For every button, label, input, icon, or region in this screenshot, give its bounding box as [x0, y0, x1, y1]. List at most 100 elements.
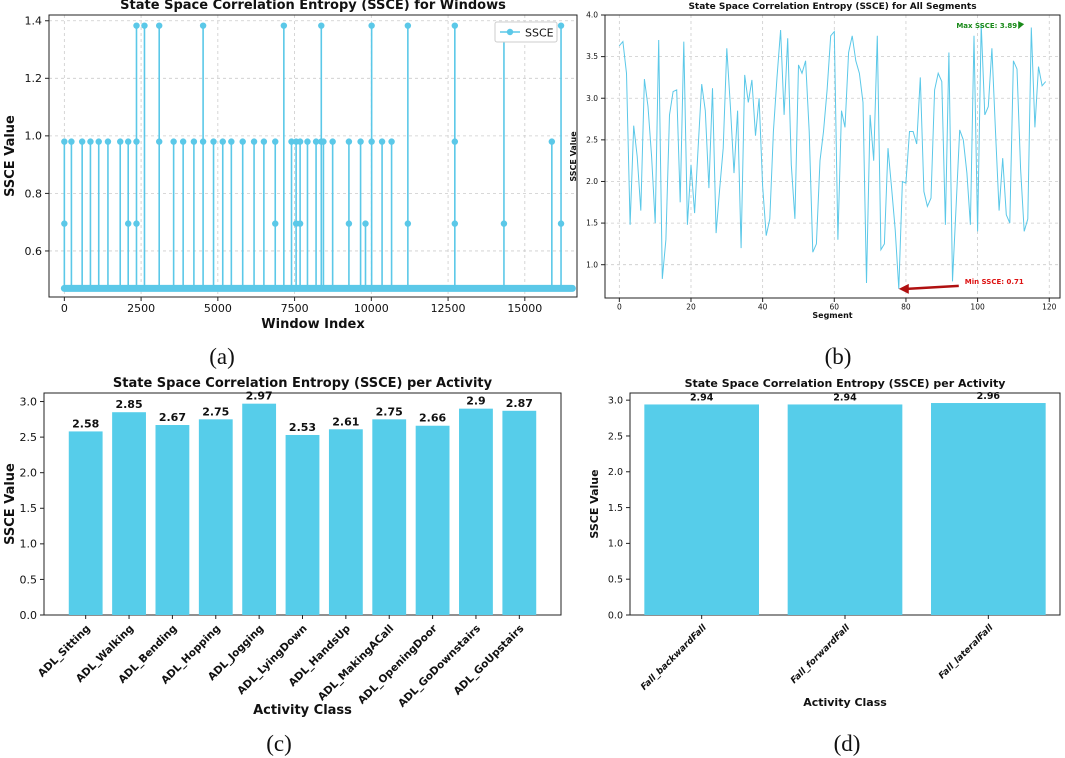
ssce-point	[260, 138, 268, 145]
ssce-point	[170, 138, 177, 145]
ssce-point	[133, 220, 140, 227]
x-tick-label: 20	[686, 303, 696, 312]
x-tick-label: 0	[617, 303, 622, 312]
y-tick-label: 1.0	[20, 538, 38, 551]
caption-b: (b)	[825, 344, 852, 369]
min-arrow-head	[898, 283, 909, 294]
legend-label: SSCE	[525, 27, 554, 40]
x-tick-label: 60	[830, 303, 840, 312]
ssce-point	[557, 22, 565, 29]
ssce-point	[304, 138, 311, 145]
x-tick-label: 0	[61, 302, 68, 315]
y-axis-label: SSCE Value	[588, 469, 601, 538]
x-tick-label: 80	[901, 303, 911, 312]
ssce-point	[288, 138, 295, 145]
legend-marker	[506, 28, 514, 36]
ssce-point	[68, 138, 75, 145]
ssce-point	[156, 22, 163, 29]
ssce-point	[368, 22, 375, 29]
y-tick-label: 2.5	[586, 135, 598, 144]
ssce-segment-line	[618, 24, 1047, 289]
plot-frame	[604, 14, 1061, 299]
ssce-point	[210, 138, 217, 145]
ssce-point	[296, 138, 304, 145]
max-arrow-head	[1018, 21, 1025, 30]
y-tick-label: 4.0	[586, 11, 598, 20]
chart-title: State Space Correlation Entropy (SSCE) f…	[120, 0, 506, 13]
bar-value-label: 2.94	[690, 392, 714, 403]
y-tick-label: 0.0	[20, 609, 38, 622]
ssce-point	[378, 138, 386, 145]
bar-value-label: 2.58	[72, 417, 99, 430]
y-tick-label: 0.8	[25, 187, 43, 200]
ssce-point	[345, 220, 353, 227]
caption-c: (c)	[266, 731, 292, 756]
y-tick-label: 3.0	[608, 395, 623, 406]
y-tick-label: 1.4	[25, 15, 43, 28]
y-tick-label: 0.5	[608, 575, 623, 586]
ssce-point	[239, 138, 246, 145]
bar-value-label: 2.75	[202, 405, 229, 418]
x-axis-label: Segment	[812, 311, 852, 320]
chart-title: State Space Correlation Entropy (SSCE) f…	[688, 2, 976, 12]
bar-adl-bending	[155, 425, 190, 615]
bar-value-label: 2.75	[376, 405, 403, 418]
x-tick-label: 100	[970, 303, 985, 312]
bar-fall-lateralfall	[931, 403, 1046, 615]
ssce-point	[125, 220, 132, 227]
y-tick-label: 1.5	[608, 503, 623, 514]
panel-b-ssce-segments: 1.0 1.5 2.0 2.5 3.0 3.5 4.0 0 20 40 60 80 100 120 Stat…	[569, 2, 1061, 320]
bar-fall-backwardfall	[644, 404, 759, 615]
y-tick-label: 2.5	[608, 431, 623, 442]
panel-a-ssce-windows: 0.6 0.8 1.0 1.2 1.4 0 2500 5000 7500 10000 12500 15…	[3, 0, 578, 332]
y-tick-label: 1.2	[25, 72, 43, 85]
ssce-point	[61, 138, 68, 145]
bar-fall-forwardfall	[787, 404, 903, 615]
ssce-point	[345, 138, 353, 145]
x-axis-label: Activity Class	[803, 696, 887, 709]
legend-box	[494, 21, 558, 43]
min-arrow-shaft	[906, 284, 959, 291]
caption-a: (a)	[209, 344, 235, 369]
caption-d: (d)	[834, 731, 861, 756]
x-category-label: ADL_OpeningDoor	[356, 622, 441, 707]
chart-title: State Space Correlation Entropy (SSCE) p…	[113, 376, 493, 391]
chart-title: State Space Correlation Entropy (SSCE) p…	[685, 377, 1006, 390]
y-tick-label: 0.0	[608, 610, 623, 621]
ssce-point	[320, 138, 327, 145]
x-category-label: Fall_backwardFall	[639, 622, 709, 692]
bar-adl-walking	[112, 412, 146, 615]
ssce-point	[451, 22, 459, 29]
y-tick-label: 3.0	[20, 395, 38, 408]
y-tick-label: 0.5	[20, 573, 38, 586]
ssce-point	[219, 138, 226, 145]
ssce-point	[451, 220, 459, 227]
y-tick-label: 2.0	[20, 467, 38, 480]
x-category-label: ADL_GoDownstairs	[396, 623, 483, 710]
ssce-point	[78, 138, 86, 145]
y-axis-label: SSCE Value	[569, 131, 578, 182]
bar-value-label: 2.87	[506, 397, 533, 410]
x-tick-label: 12500	[431, 302, 466, 315]
ssce-point	[104, 138, 112, 145]
bar-adl-lyingdown	[285, 434, 320, 615]
x-tick-label: 5000	[204, 302, 232, 315]
panel-d-ssce-fall-activities: 0.0 0.5 1.0 1.5 2.0 2.5 3.0 State Space Correla…	[588, 377, 1061, 709]
min-ssce-annotation: Min SSCE: 0.71	[965, 278, 1024, 286]
bar-adl-goupstairs	[502, 410, 537, 615]
bar-value-label: 2.97	[246, 390, 273, 403]
y-tick-label: 2.0	[608, 467, 623, 478]
x-category-label: Fall_lateralFall	[937, 622, 996, 681]
x-category-label: Fall_forwardFall	[789, 622, 853, 686]
bar-adl-openingdoor	[415, 425, 450, 615]
ssce-point	[318, 22, 325, 29]
ssce-point	[95, 138, 102, 145]
ssce-point	[362, 220, 369, 227]
x-axis-label: Window Index	[261, 317, 365, 332]
x-category-label: ADL_MakingACall	[316, 623, 397, 704]
ssce-point	[133, 138, 140, 145]
bar-value-label: 2.94	[833, 392, 857, 403]
y-tick-label: 2.5	[20, 431, 38, 444]
ssce-point	[451, 138, 459, 145]
bar-adl-hopping	[198, 419, 233, 615]
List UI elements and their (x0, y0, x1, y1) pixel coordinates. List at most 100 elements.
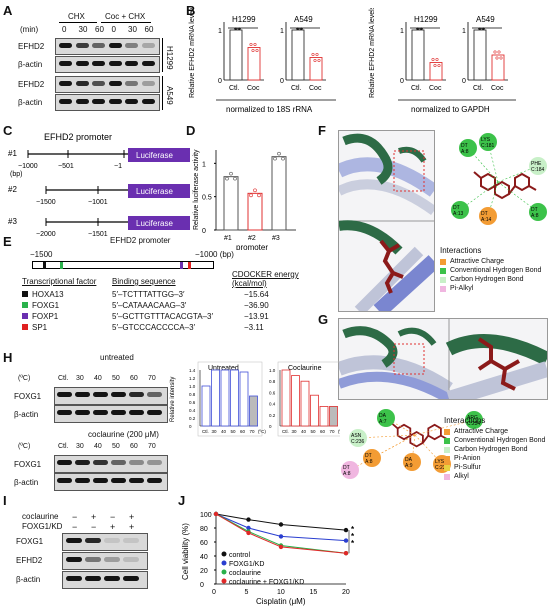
b-tick: 0 (280, 78, 284, 85)
g-legend-label: Conventional Hydrogen Bond (454, 437, 546, 444)
j-sig-star: * (351, 525, 355, 534)
c-pos: −501 (58, 163, 74, 170)
b-tick: 0 (218, 78, 222, 85)
h-xtick: 60 (320, 429, 326, 434)
e-row-seq: 5′–GTCCCACCCCA–3′ (112, 323, 196, 332)
blot-a-efhd2-a549 (55, 76, 160, 93)
panel-label-f: F (318, 123, 326, 138)
f-legend-swatch (440, 276, 446, 283)
h-blot-band (147, 410, 162, 415)
f-residue-node (529, 157, 547, 175)
panel-label-e: E (3, 234, 12, 249)
e-left: −1500 (30, 250, 53, 259)
j-point (343, 527, 349, 533)
h-chart-frame (197, 361, 263, 437)
j-xtick: 20 (342, 589, 350, 596)
h-row-foxg1-1: FOXG1 (14, 392, 42, 401)
i-blot-band (123, 576, 139, 581)
g-legend-title: Interactions (444, 416, 486, 425)
f-legend-swatch (440, 267, 446, 274)
f-residue-label: DT (461, 143, 468, 149)
c-luciferase-box (128, 184, 190, 198)
d-dot (273, 156, 277, 161)
coc-chx-label: Coc + CHX (105, 12, 146, 21)
h-blot-band (75, 478, 90, 483)
blot-band (59, 99, 72, 104)
b-bar (411, 29, 425, 81)
h-chart-frame (277, 361, 340, 437)
g-legend-swatch (444, 464, 450, 471)
j-legend-dot (221, 578, 227, 584)
h-temp-label: 50 (112, 443, 120, 450)
h-blot-band (111, 392, 126, 397)
h-temp-label: 40 (94, 375, 102, 382)
g-residue-label: ARG (467, 415, 478, 421)
f-residue-label: DT (481, 211, 488, 217)
j-sig-star: * (351, 539, 355, 548)
h-untreated-label: untreated (100, 353, 134, 362)
c-construct-label: #2 (8, 185, 17, 194)
b-dot (431, 57, 435, 61)
row-label-efhd2-2: EFHD2 (18, 80, 45, 89)
f-legend-item: Pi-Alkyl (440, 284, 550, 293)
i-sign: − (72, 512, 78, 522)
e-header-energy: CDOCKER energy (kcal/mol) (232, 270, 299, 288)
f-residue-node (459, 139, 477, 157)
h-xtick: 70 (330, 429, 336, 434)
j-point (343, 551, 349, 556)
j-legend-label: FOXG1/KD (229, 561, 264, 568)
h-temp-label: 60 (130, 443, 138, 450)
h-ytick: 0 (269, 424, 272, 429)
h-blot-band (147, 392, 162, 397)
g-legend-item: Attractive Charge (444, 427, 550, 436)
blot-band (108, 61, 122, 66)
b-xtick: Coc (491, 85, 504, 92)
c-pos: −1 (114, 163, 122, 170)
e-row-swatch (22, 302, 28, 308)
b-dot (249, 42, 253, 46)
e-title: EFHD2 promoter (110, 236, 171, 245)
b-norm-2: normalized to GAPDH (411, 105, 490, 114)
h-row-actin-1: β-actin (14, 410, 39, 419)
panel-label-d: D (186, 123, 196, 138)
e-row-tf: FOXG1 (32, 301, 60, 310)
d-dot (233, 176, 237, 181)
h-charts: Relative intensity Untreated 1.4 1.2 1.0 0.8 0… (170, 361, 340, 437)
b-norm-1: normalized to 18S rRNA (226, 105, 313, 114)
h-temp-label: Ctl. (58, 443, 69, 450)
e-mark-hoxa13 (43, 262, 46, 269)
i-row-actin: β-actin (16, 575, 41, 584)
f-ligand-ring (514, 172, 530, 192)
g-residue-label: DT (343, 465, 350, 471)
time-label: 0 (111, 25, 116, 34)
c-construct-label: #3 (8, 217, 17, 226)
j-legend-dot (221, 569, 227, 575)
blot-band (108, 81, 122, 86)
j-ytick: 60 (200, 540, 208, 547)
h-temp-unit: (ºC) (18, 375, 31, 382)
e-row-tf: SP1 (32, 323, 48, 332)
b-tick: 1 (400, 28, 404, 35)
time-label: 60 (95, 25, 104, 34)
g-residue-label: ASN (351, 433, 362, 439)
panel-label-j: J (178, 493, 186, 508)
j-xtick: 15 (310, 589, 318, 596)
f-ligand (473, 171, 537, 200)
f-residue-label: A:8 (461, 149, 469, 155)
j-xtick: 5 (245, 589, 249, 596)
h-bar (239, 371, 249, 427)
blot-band (75, 81, 89, 86)
b-cell-title: A549 (294, 15, 313, 24)
c-luciferase-box (128, 216, 190, 230)
h-xtick: 70 (250, 429, 256, 434)
blot-band (75, 61, 89, 66)
h-xtick: 50 (231, 429, 237, 434)
b-dot (255, 48, 259, 52)
blot-band (125, 61, 138, 66)
c-title: EFHD2 promoter (44, 132, 112, 142)
h-chart-title: Coclaurine (288, 365, 322, 372)
blot-band (92, 99, 105, 104)
g-legend-swatch (444, 437, 450, 444)
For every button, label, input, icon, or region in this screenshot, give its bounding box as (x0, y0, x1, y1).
******************************
**WHAT YOU ARE ASKED TO DO:** Copy out the lines above exactly, starting at the line that contains "138, 268, 145]" and ending with the line that contains "469, 601, 538]".

**TASK ANSWER:**
ssce-point	[260, 138, 268, 145]
ssce-point	[170, 138, 177, 145]
ssce-point	[133, 220, 140, 227]
x-tick-label: 20	[686, 303, 696, 312]
x-tick-label: 0	[617, 303, 622, 312]
y-tick-label: 1.0	[20, 538, 38, 551]
caption-b: (b)	[825, 344, 852, 369]
min-arrow-head	[898, 283, 909, 294]
legend-label: SSCE	[525, 27, 554, 40]
x-tick-label: 60	[830, 303, 840, 312]
ssce-point	[557, 22, 565, 29]
ssce-point	[304, 138, 311, 145]
x-tick-label: 0	[61, 302, 68, 315]
y-axis-label: SSCE Value	[588, 469, 601, 538]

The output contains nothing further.